# My nephews!



## konstargirl (Feb 4, 2011)

Here are some pictures of my nephews. They are on my sig too. They were from two different shelters in the city. My older sister had Francis for 2.5 years and Vinnie for 2 years. Francis is 3 years old and Vinnie is 4 years old.

This is a week after they meet:









And this is a recent one when the storm hit on Tuesday:



















Wow! Vinnie looks long in this one. lol I guess because my older sister put them on a raw meat diet. They were on it since winter of 2009 I think early 2010.


----------



## Susan (Mar 29, 2010)

Francis is a lovely flamepoint and Vinnie looks like he might have some Bengal in him. They look pretty friendly in your first picture, given it was only a week after they met! I have two cats, Muffs and Abby, as in my signature. The cat in my avatar is my grand-kitty (my adult daughter's cat), Neko.


----------



## konstargirl (Feb 4, 2011)

@Susan: LOL Vinnie is the Flampoint Siamese Mix. Francis might be just a Tabby. Thank you for the comment. Your cats are pretty. And Neko is a cute name! Hehe.


----------



## Susan (Mar 29, 2010)

Oops...I mixed them up!  Muffs and Abby say "thank-you".


----------



## OctoberinMaine (Sep 12, 2006)

So you adopted them from your sister? They are beautiful kitties!


----------



## Hitomi (Nov 15, 2010)

Does Vinnie have a tail?If not he looks very much like my Boo.


----------



## konstargirl (Feb 4, 2011)

Complete the following ::
1: According to the cat forum thread, how long has the older sister had Francis?
2: Reproduce the section of the cat forum thread between "Wow! Vinnie looks" and "daughter's cat), Neko.", inclusive.
3: Pick up the cat forum thread where it stops and keep writing it.

Extracted entries ::
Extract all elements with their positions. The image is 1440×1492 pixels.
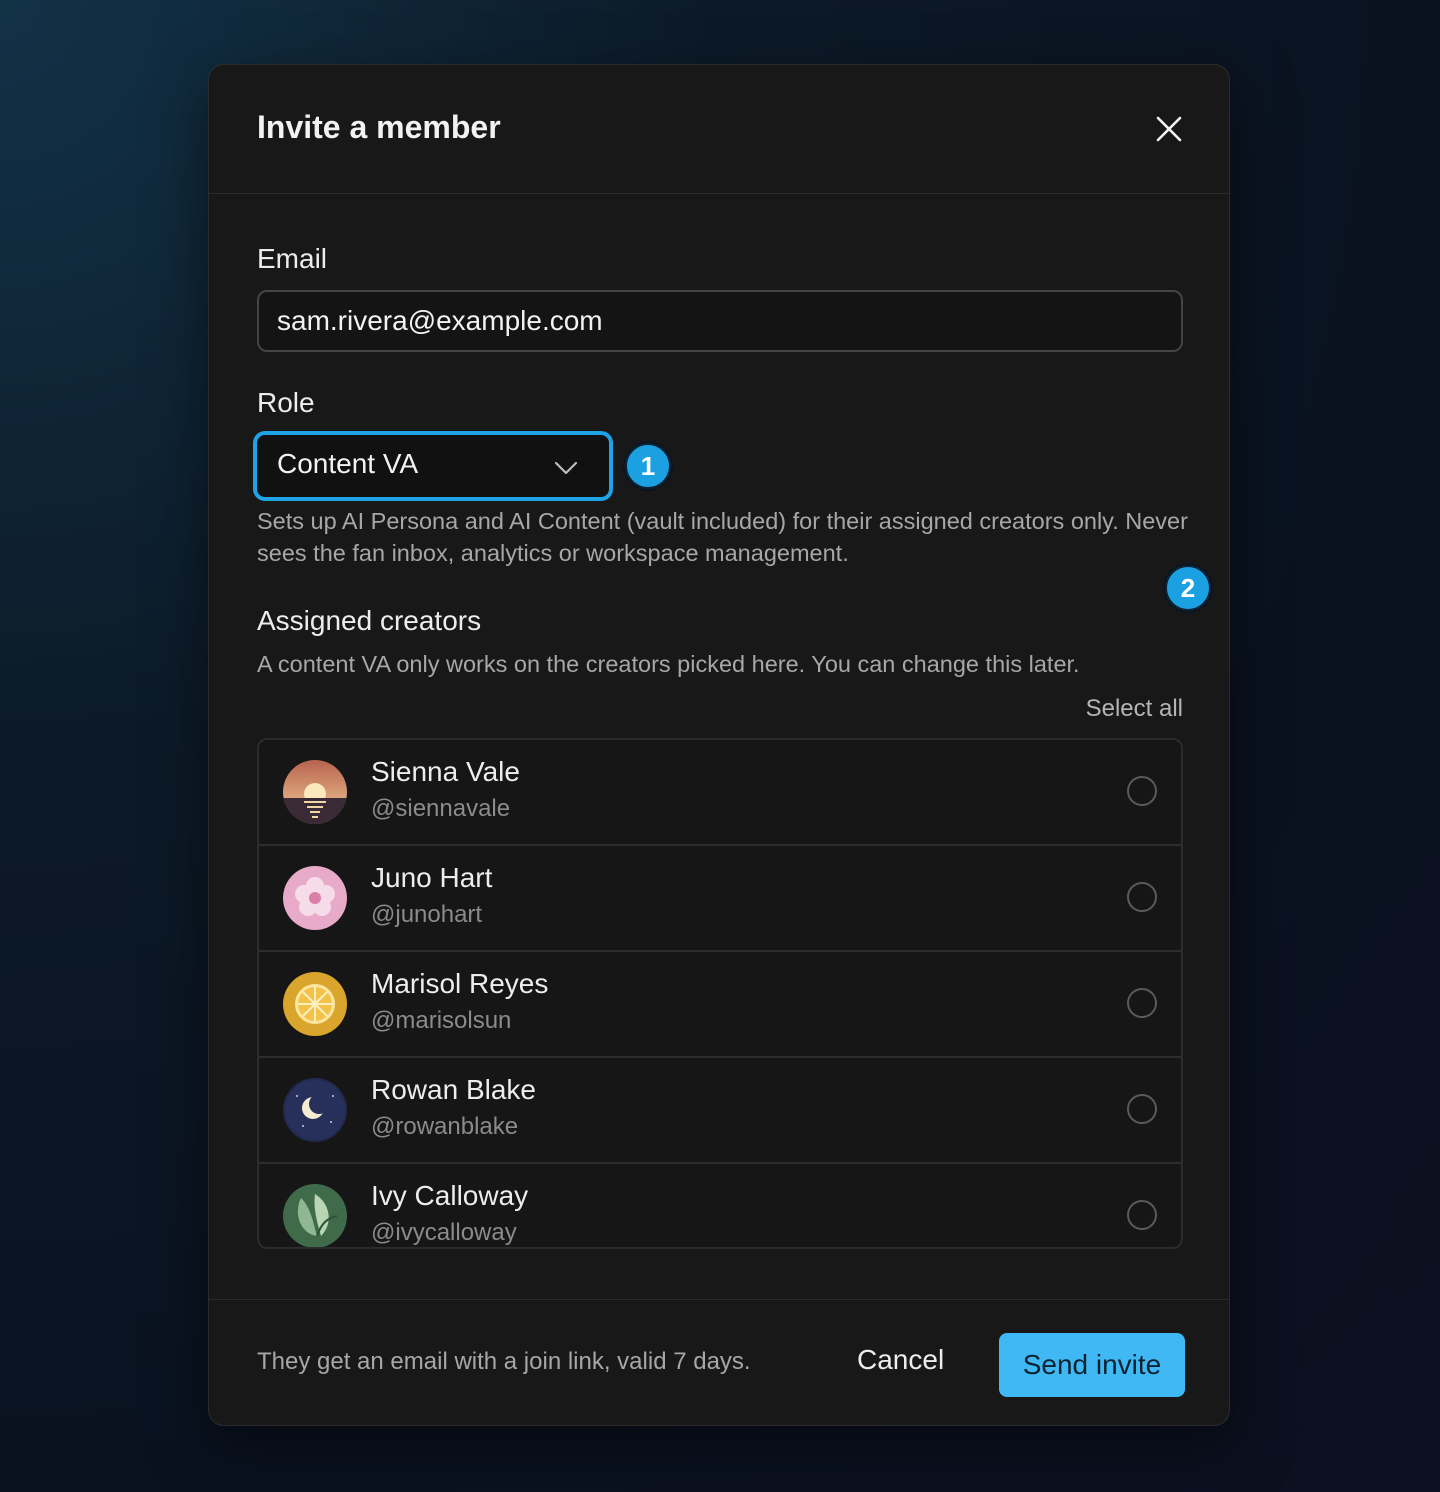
select-all-link[interactable]: Select all: [1039, 695, 1183, 723]
creator-handle: @siennavale: [371, 795, 511, 822]
assigned-creators-title: Assigned creators: [257, 605, 482, 636]
flower-avatar: [283, 866, 347, 930]
email-label: Email: [257, 243, 328, 274]
creator-handle: @rowanblake: [371, 1113, 519, 1140]
creator-name: Juno Hart: [371, 862, 493, 893]
creator-select-radio[interactable]: [1127, 1094, 1157, 1124]
invite-dialog: Invite a member Email sam.rivera@example…: [208, 64, 1230, 1426]
leaf-avatar: [283, 1184, 347, 1247]
dialog-title: Invite a member: [257, 109, 501, 145]
dialog-footer: They get an email with a join link, vali…: [209, 1299, 1229, 1428]
citrus-avatar: [283, 972, 347, 1036]
close-button[interactable]: [1151, 111, 1187, 147]
annotation-marker-2: 2: [1165, 565, 1211, 611]
chevron-down-icon: [554, 461, 578, 475]
creator-row-juno-hart[interactable]: Juno Hart @junohart: [259, 846, 1181, 952]
creator-row-ivy-calloway[interactable]: Ivy Calloway @ivycalloway: [259, 1164, 1181, 1247]
moon-avatar: [283, 1078, 347, 1142]
creator-select-radio[interactable]: [1127, 988, 1157, 1018]
annotation-marker-1: 1: [625, 443, 671, 489]
creator-name: Rowan Blake: [371, 1074, 536, 1105]
creator-handle: @ivycalloway: [371, 1219, 517, 1246]
creator-name: Marisol Reyes: [371, 968, 549, 999]
assigned-creators-subtitle: A content VA only works on the creators …: [257, 651, 1080, 677]
creator-select-radio[interactable]: [1127, 1200, 1157, 1230]
role-select[interactable]: Content VA: [253, 431, 613, 501]
role-select-value: Content VA: [277, 448, 419, 479]
cancel-button[interactable]: Cancel: [857, 1344, 944, 1376]
send-invite-button[interactable]: Send invite: [999, 1333, 1185, 1397]
email-field[interactable]: sam.rivera@example.com: [257, 290, 1183, 352]
creator-list: Sienna Vale @siennavale Juno Hart @junoh…: [257, 738, 1183, 1249]
creator-row-marisol-reyes[interactable]: Marisol Reyes @marisolsun: [259, 952, 1181, 1058]
role-label: Role: [257, 387, 315, 418]
creator-name: Sienna Vale: [371, 756, 520, 787]
invite-validity-note: They get an email with a join link, vali…: [257, 1348, 751, 1375]
creator-select-radio[interactable]: [1127, 776, 1157, 806]
creator-select-radio[interactable]: [1127, 882, 1157, 912]
sunset-avatar: [283, 760, 347, 824]
creator-row-sienna-vale[interactable]: Sienna Vale @siennavale: [259, 740, 1181, 846]
close-icon: [1156, 116, 1182, 142]
creator-handle: @marisolsun: [371, 1007, 512, 1034]
role-description: Sets up AI Persona and AI Content (vault…: [257, 508, 1188, 566]
creator-name: Ivy Calloway: [371, 1180, 529, 1211]
creator-handle: @junohart: [371, 901, 483, 928]
creator-row-rowan-blake[interactable]: Rowan Blake @rowanblake: [259, 1058, 1181, 1164]
dialog-header: Invite a member: [209, 65, 1229, 194]
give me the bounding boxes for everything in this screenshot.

Task-by-task answers ::
1: 2.5 years.

2:
Wow! Vinnie looks long in this one. lol I guess because my older sister put them on a raw meat diet. They were on it since winter of 2009 I think early 2010.


----------



## Susan (Mar 29, 2010)

Francis is a lovely flamepoint and Vinnie looks like he might have some Bengal in him. They look pretty friendly in your first picture, given it was only a week after they met! I have two cats, Muffs and Abby, as in my signature. The cat in my avatar is my grand-kitty (my adult daughter's cat), Neko.

3:
October said:


> So you adopted them from your sister? They are beautiful kitties!


Nope. I just babysit them She adopted those cats b herself( Well Vinnie anyway) Francis however was adopted by my sister and my mom, but he ended up bring my older sister's because she picked him out.

@Hitomi: Yeah he does have a tail. It's funny how your cat and Vinnie look alike.


----------



## Hitomi (Nov 15, 2010)

Oh guess I didn't see it.Flame points aren't that common from what I was told by my vet.


----------



## konstargirl (Feb 4, 2011)

Oh okay. lol Vinnie is mix with something else. He'[s a cutie pie though. He loves licking people.


----------



## Hitomi (Nov 15, 2010)

Boo is a Manx/Siamese mix and Boo likes licking people too.His momma a Siamese named Trucker licked people too as well as the Siamese cat I had as a child so maybe it's a Siamese thing.Both of your boys are adorable by the way!


----------



## konstargirl (Feb 4, 2011)

Yeah I think so. That what my older sister told me. And thanks.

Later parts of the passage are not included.